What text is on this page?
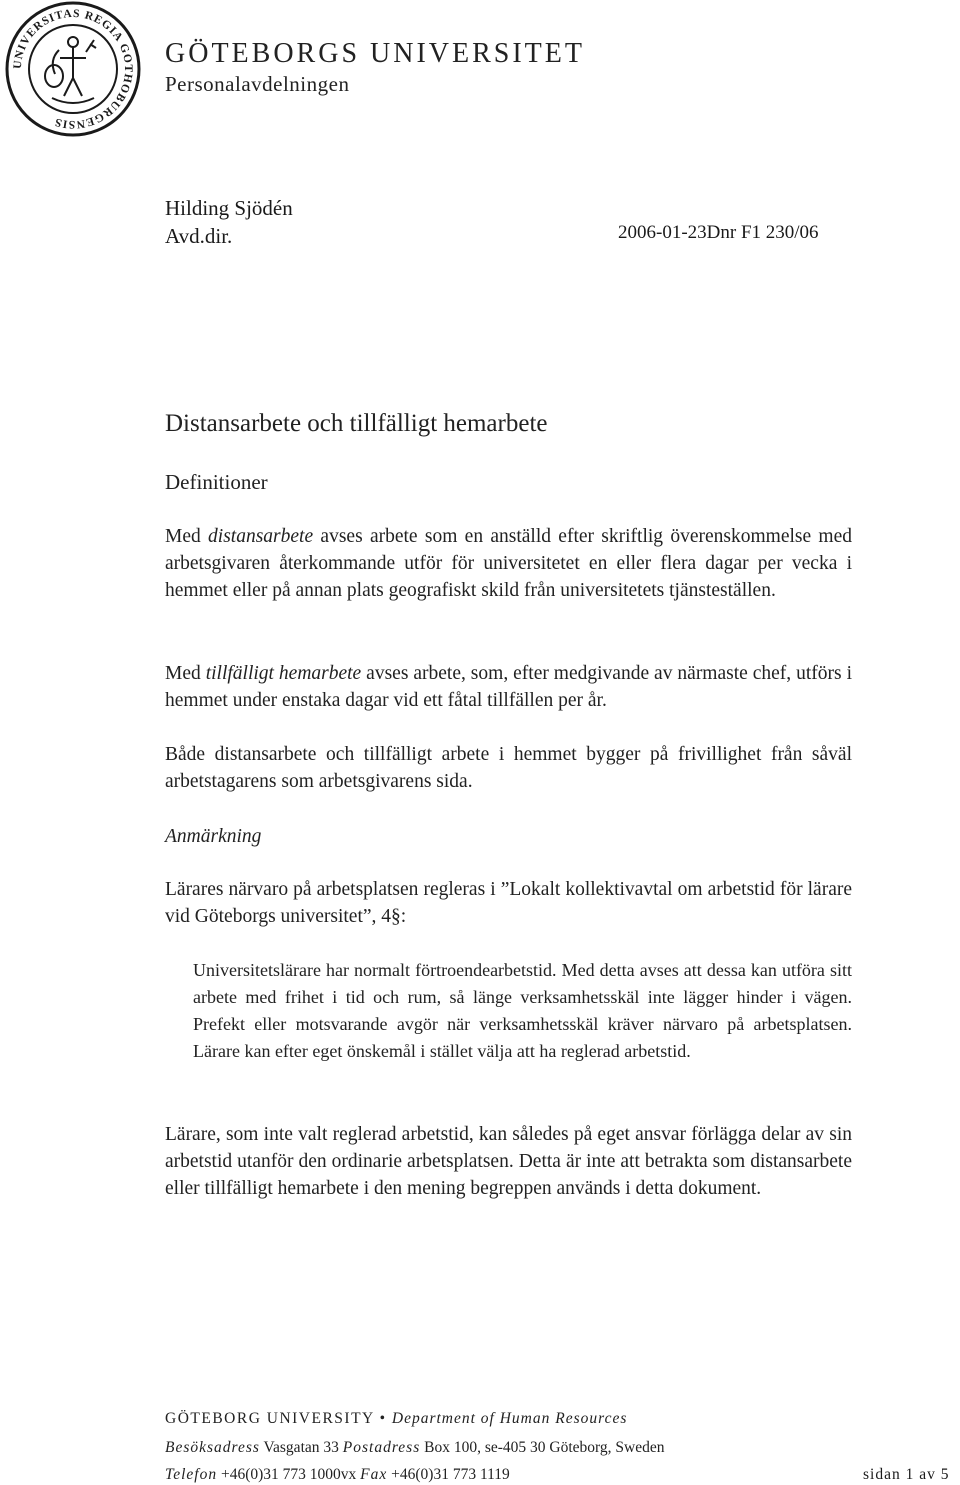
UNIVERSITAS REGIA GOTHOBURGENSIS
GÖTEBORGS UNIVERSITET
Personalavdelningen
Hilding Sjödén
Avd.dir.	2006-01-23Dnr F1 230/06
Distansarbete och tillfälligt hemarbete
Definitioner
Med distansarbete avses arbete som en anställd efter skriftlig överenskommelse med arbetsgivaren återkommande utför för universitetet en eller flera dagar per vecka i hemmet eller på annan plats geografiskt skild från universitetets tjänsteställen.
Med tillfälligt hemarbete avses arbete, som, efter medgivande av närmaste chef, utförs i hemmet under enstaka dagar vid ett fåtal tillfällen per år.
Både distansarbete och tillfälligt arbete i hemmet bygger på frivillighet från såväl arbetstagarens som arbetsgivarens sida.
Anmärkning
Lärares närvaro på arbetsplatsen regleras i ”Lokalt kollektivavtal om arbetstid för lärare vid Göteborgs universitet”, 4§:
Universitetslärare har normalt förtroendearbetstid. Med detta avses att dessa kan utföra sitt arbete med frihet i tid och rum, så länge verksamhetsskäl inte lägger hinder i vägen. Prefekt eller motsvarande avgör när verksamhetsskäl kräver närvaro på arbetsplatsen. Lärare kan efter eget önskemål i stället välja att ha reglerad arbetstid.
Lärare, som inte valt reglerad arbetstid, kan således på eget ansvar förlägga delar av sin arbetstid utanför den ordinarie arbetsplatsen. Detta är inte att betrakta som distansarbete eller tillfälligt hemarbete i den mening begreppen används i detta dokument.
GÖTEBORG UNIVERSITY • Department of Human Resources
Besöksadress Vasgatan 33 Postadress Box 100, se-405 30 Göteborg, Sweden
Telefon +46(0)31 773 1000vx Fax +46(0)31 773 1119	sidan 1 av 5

_ _ _ _ _ _ _

• What to produce
Using the material above, set down every line exactly, but skip the pictures.

• Task response
What text is on this page?
UNIVERSITAS REGIA GOTHOBURGENSIS
GÖTEBORGS UNIVERSITET
Personalavdelningen
Hilding Sjödén
Avd.dir.	2006-01-23Dnr F1 230/06
Distansarbete och tillfälligt hemarbete
Definitioner
Med distansarbete avses arbete som en anställd efter skriftlig överenskommelse med arbetsgivaren återkommande utför för universitetet en eller flera dagar per vecka i hemmet eller på annan plats geografiskt skild från universitetets tjänsteställen.
Med tillfälligt hemarbete avses arbete, som, efter medgivande av närmaste chef, utförs i hemmet under enstaka dagar vid ett fåtal tillfällen per år.
Både distansarbete och tillfälligt arbete i hemmet bygger på frivillighet från såväl arbetstagarens som arbetsgivarens sida.
Anmärkning
Lärares närvaro på arbetsplatsen regleras i ”Lokalt kollektivavtal om arbetstid för lärare vid Göteborgs universitet”, 4§:
Universitetslärare har normalt förtroendearbetstid. Med detta avses att dessa kan utföra sitt arbete med frihet i tid och rum, så länge verksamhetsskäl inte lägger hinder i vägen. Prefekt eller motsvarande avgör när verksamhetsskäl kräver närvaro på arbetsplatsen. Lärare kan efter eget önskemål i stället välja att ha reglerad arbetstid.
Lärare, som inte valt reglerad arbetstid, kan således på eget ansvar förlägga delar av sin arbetstid utanför den ordinarie arbetsplatsen. Detta är inte att betrakta som distansarbete eller tillfälligt hemarbete i den mening begreppen används i detta dokument.
GÖTEBORG UNIVERSITY • Department of Human Resources
Besöksadress Vasgatan 33 Postadress Box 100, se-405 30 Göteborg, Sweden
Telefon +46(0)31 773 1000vx Fax +46(0)31 773 1119	sidan 1 av 5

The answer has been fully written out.